[Task statement] Extract all lines that hold "отклонениях" from the records below.

-- Begin Records for the exercise --

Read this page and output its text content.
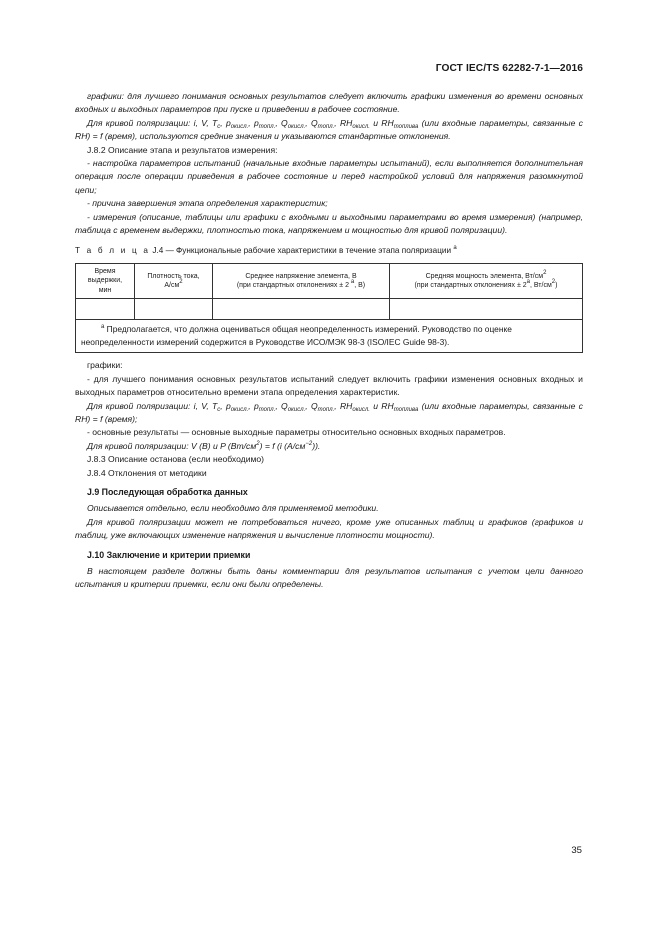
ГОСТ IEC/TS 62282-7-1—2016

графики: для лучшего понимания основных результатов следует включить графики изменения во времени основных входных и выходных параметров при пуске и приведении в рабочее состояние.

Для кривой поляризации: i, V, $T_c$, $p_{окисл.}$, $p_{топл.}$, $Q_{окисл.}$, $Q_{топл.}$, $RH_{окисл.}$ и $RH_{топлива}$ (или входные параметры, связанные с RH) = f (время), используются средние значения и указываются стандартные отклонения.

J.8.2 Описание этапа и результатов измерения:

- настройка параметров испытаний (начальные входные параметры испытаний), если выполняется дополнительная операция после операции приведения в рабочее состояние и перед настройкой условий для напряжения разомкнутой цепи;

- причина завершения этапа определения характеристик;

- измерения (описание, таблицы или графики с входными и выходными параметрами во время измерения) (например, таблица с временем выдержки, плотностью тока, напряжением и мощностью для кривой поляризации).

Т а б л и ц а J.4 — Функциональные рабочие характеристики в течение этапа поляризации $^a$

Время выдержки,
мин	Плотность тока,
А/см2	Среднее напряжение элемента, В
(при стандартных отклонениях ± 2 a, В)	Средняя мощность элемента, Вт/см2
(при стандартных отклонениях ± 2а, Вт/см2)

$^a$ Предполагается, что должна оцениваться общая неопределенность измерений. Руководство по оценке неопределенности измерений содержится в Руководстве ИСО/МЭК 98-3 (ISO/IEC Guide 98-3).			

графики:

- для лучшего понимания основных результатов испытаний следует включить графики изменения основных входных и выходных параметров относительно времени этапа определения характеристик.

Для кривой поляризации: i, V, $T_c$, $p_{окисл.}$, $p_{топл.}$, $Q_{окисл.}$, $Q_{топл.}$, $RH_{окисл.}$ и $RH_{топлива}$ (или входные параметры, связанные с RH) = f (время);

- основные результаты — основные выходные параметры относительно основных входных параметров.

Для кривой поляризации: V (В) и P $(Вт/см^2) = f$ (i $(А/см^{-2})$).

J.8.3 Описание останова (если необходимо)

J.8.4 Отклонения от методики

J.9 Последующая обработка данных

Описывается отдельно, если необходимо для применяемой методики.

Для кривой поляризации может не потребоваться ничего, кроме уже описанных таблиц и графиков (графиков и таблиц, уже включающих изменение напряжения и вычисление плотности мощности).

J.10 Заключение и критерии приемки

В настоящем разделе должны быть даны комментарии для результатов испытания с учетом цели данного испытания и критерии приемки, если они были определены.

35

-- End Records for the exercise --

[Solution for this exercise]
(при стандартных отклонениях ± 2 a, В)	Средняя мощность элемента, Вт/см2
(при стандартных отклонениях ± 2а, Вт/см2)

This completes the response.